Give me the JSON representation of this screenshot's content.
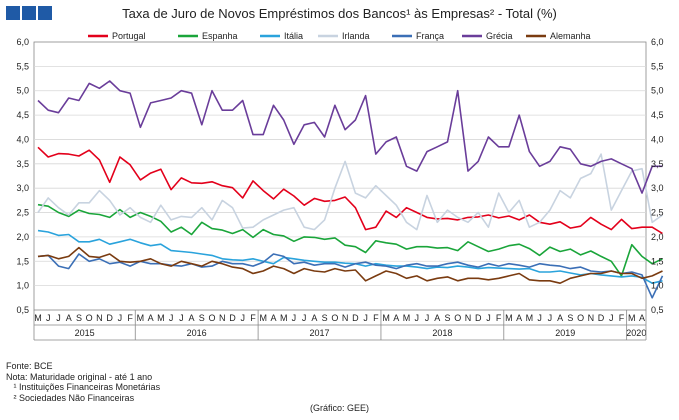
{
  "title": "Taxa de Juro de Novos Empréstimos dos Bancos¹ às Empresas² - Total (%)",
  "notes": {
    "source": "Fonte: BCE",
    "note": "Nota: Maturidade original - até 1 ano",
    "footnote1": "   ¹ Instituições Financeiras Monetárias",
    "footnote2": "   ² Sociedades Não Financeiras"
  },
  "credit": "(Gráfico: GEE)",
  "chart_data": {
    "type": "line",
    "ylim": [
      0.5,
      6.0
    ],
    "yticks": [
      "0,5",
      "1,0",
      "1,5",
      "2,0",
      "2,5",
      "3,0",
      "3,5",
      "4,0",
      "4,5",
      "5,0",
      "5,5",
      "6,0"
    ],
    "month_labels": [
      "M",
      "J",
      "J",
      "A",
      "S",
      "O",
      "N",
      "D",
      "J",
      "F",
      "M",
      "A",
      "M",
      "J",
      "J",
      "A",
      "S",
      "O",
      "N",
      "D",
      "J",
      "F",
      "M",
      "A",
      "M",
      "J",
      "J",
      "A",
      "S",
      "O",
      "N",
      "D",
      "J",
      "F",
      "M",
      "A",
      "M",
      "J",
      "J",
      "A",
      "S",
      "O",
      "N",
      "D",
      "J",
      "F",
      "M",
      "A",
      "M",
      "J",
      "J",
      "A",
      "S",
      "O",
      "N",
      "D",
      "J",
      "F",
      "M",
      "A"
    ],
    "years": [
      {
        "label": "2015",
        "start": 0,
        "end": 9
      },
      {
        "label": "2016",
        "start": 10,
        "end": 21
      },
      {
        "label": "2017",
        "start": 22,
        "end": 33
      },
      {
        "label": "2018",
        "start": 34,
        "end": 45
      },
      {
        "label": "2019",
        "start": 46,
        "end": 57
      },
      {
        "label": "2020",
        "start": 58,
        "end": 61
      }
    ],
    "grid": true,
    "legend": "top",
    "series": [
      {
        "name": "Portugal",
        "color": "#e3001b",
        "values": [
          3.84,
          3.64,
          3.71,
          3.7,
          3.66,
          3.78,
          3.58,
          3.12,
          3.64,
          3.48,
          3.17,
          3.31,
          3.39,
          2.97,
          3.21,
          3.11,
          3.1,
          3.13,
          3.05,
          3.01,
          2.8,
          3.15,
          2.95,
          2.78,
          2.98,
          2.84,
          2.65,
          2.79,
          2.73,
          2.75,
          2.82,
          2.6,
          2.15,
          2.2,
          2.53,
          2.4,
          2.6,
          2.5,
          2.4,
          2.37,
          2.38,
          2.35,
          2.4,
          2.41,
          2.45,
          2.39,
          2.43,
          2.35,
          2.45,
          2.3,
          2.26,
          2.31,
          2.18,
          2.22,
          2.4,
          2.26,
          2.15,
          2.36,
          2.17,
          2.2,
          2.2,
          2.07
        ]
      },
      {
        "name": "Espanha",
        "color": "#1aa53a",
        "values": [
          2.66,
          2.63,
          2.5,
          2.42,
          2.55,
          2.48,
          2.46,
          2.4,
          2.56,
          2.4,
          2.5,
          2.42,
          2.32,
          2.1,
          2.2,
          2.05,
          2.3,
          2.17,
          2.14,
          2.07,
          2.15,
          1.99,
          2.15,
          2.05,
          2.02,
          1.91,
          2.0,
          1.99,
          1.95,
          1.98,
          1.83,
          1.8,
          1.68,
          1.92,
          1.88,
          1.85,
          1.75,
          1.8,
          1.8,
          1.77,
          1.78,
          1.72,
          1.9,
          1.8,
          1.7,
          1.75,
          1.82,
          1.85,
          1.76,
          1.62,
          1.79,
          1.7,
          1.75,
          1.63,
          1.71,
          1.6,
          1.5,
          1.2,
          1.84,
          1.6,
          1.45,
          1.55
        ]
      },
      {
        "name": "Itália",
        "color": "#2aa3dc",
        "values": [
          2.13,
          2.1,
          2.03,
          2.05,
          1.9,
          1.9,
          1.95,
          1.85,
          1.9,
          1.95,
          1.88,
          1.82,
          1.85,
          1.72,
          1.7,
          1.68,
          1.65,
          1.62,
          1.55,
          1.53,
          1.52,
          1.55,
          1.5,
          1.45,
          1.58,
          1.55,
          1.52,
          1.5,
          1.48,
          1.48,
          1.46,
          1.45,
          1.4,
          1.45,
          1.42,
          1.4,
          1.4,
          1.38,
          1.35,
          1.38,
          1.37,
          1.4,
          1.38,
          1.35,
          1.37,
          1.36,
          1.35,
          1.34,
          1.35,
          1.28,
          1.28,
          1.3,
          1.26,
          1.22,
          1.25,
          1.22,
          1.2,
          1.18,
          1.2,
          1.17,
          1.05,
          1.1
        ]
      },
      {
        "name": "Irlanda",
        "color": "#c8d3e0",
        "values": [
          2.5,
          2.8,
          2.6,
          2.45,
          2.7,
          2.7,
          2.95,
          2.75,
          2.45,
          2.6,
          2.4,
          2.3,
          2.65,
          2.35,
          2.42,
          2.4,
          2.6,
          2.35,
          2.75,
          2.6,
          2.18,
          2.2,
          2.35,
          2.45,
          2.55,
          2.6,
          2.2,
          2.15,
          2.35,
          3.0,
          3.55,
          2.9,
          2.8,
          3.05,
          2.85,
          2.65,
          2.3,
          2.15,
          2.85,
          2.3,
          2.55,
          2.4,
          2.3,
          2.5,
          2.2,
          2.9,
          2.5,
          2.75,
          2.2,
          2.3,
          2.55,
          2.95,
          2.8,
          3.2,
          3.3,
          3.7,
          2.55,
          2.95,
          3.35,
          3.4,
          2.3,
          2.45
        ]
      },
      {
        "name": "França",
        "color": "#3b6fb6",
        "values": [
          1.6,
          1.62,
          1.4,
          1.35,
          1.65,
          1.5,
          1.55,
          1.45,
          1.48,
          1.4,
          1.5,
          1.45,
          1.45,
          1.42,
          1.4,
          1.45,
          1.38,
          1.4,
          1.5,
          1.45,
          1.45,
          1.4,
          1.48,
          1.65,
          1.6,
          1.45,
          1.48,
          1.42,
          1.45,
          1.45,
          1.38,
          1.45,
          1.48,
          1.42,
          1.4,
          1.35,
          1.42,
          1.45,
          1.4,
          1.4,
          1.45,
          1.48,
          1.42,
          1.38,
          1.45,
          1.4,
          1.45,
          1.42,
          1.38,
          1.45,
          1.42,
          1.4,
          1.35,
          1.38,
          1.3,
          1.28,
          1.3,
          1.25,
          1.28,
          1.22,
          0.75,
          1.2
        ]
      },
      {
        "name": "Grécia",
        "color": "#6a3d9a",
        "values": [
          4.8,
          4.6,
          4.55,
          4.85,
          4.8,
          5.15,
          5.05,
          5.2,
          5.0,
          4.95,
          4.25,
          4.75,
          4.8,
          4.85,
          5.0,
          4.95,
          4.3,
          5.0,
          4.6,
          4.6,
          4.8,
          4.1,
          4.1,
          4.7,
          4.4,
          3.9,
          4.3,
          4.35,
          4.05,
          4.7,
          4.2,
          4.4,
          4.9,
          3.7,
          3.95,
          4.05,
          3.45,
          3.35,
          3.75,
          3.85,
          3.95,
          5.0,
          3.35,
          3.55,
          4.05,
          3.85,
          3.85,
          4.5,
          3.75,
          3.45,
          3.55,
          3.85,
          3.8,
          3.5,
          3.45,
          3.55,
          3.6,
          3.5,
          3.4,
          2.9,
          3.45,
          3.45
        ]
      },
      {
        "name": "Alemanha",
        "color": "#7a3b10",
        "values": [
          1.6,
          1.62,
          1.55,
          1.6,
          1.78,
          1.6,
          1.58,
          1.65,
          1.5,
          1.48,
          1.5,
          1.55,
          1.45,
          1.4,
          1.5,
          1.45,
          1.4,
          1.5,
          1.45,
          1.38,
          1.35,
          1.25,
          1.3,
          1.4,
          1.35,
          1.25,
          1.35,
          1.3,
          1.28,
          1.35,
          1.3,
          1.32,
          1.1,
          1.2,
          1.3,
          1.25,
          1.15,
          1.2,
          1.1,
          1.15,
          1.18,
          1.1,
          1.15,
          1.15,
          1.12,
          1.15,
          1.2,
          1.25,
          1.12,
          1.1,
          1.1,
          1.05,
          1.15,
          1.2,
          1.25,
          1.25,
          1.3,
          1.25,
          1.25,
          1.15,
          1.2,
          1.3
        ]
      }
    ]
  }
}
-------
> [The task]:
Copy each line of the listing that holds the word "name".

> [Correct result]:
        "name": "Portugal",
        "name": "Espanha",
        "name": "Itália",
        "name": "Irlanda",
        "name": "França",
        "name": "Grécia",
        "name": "Alemanha",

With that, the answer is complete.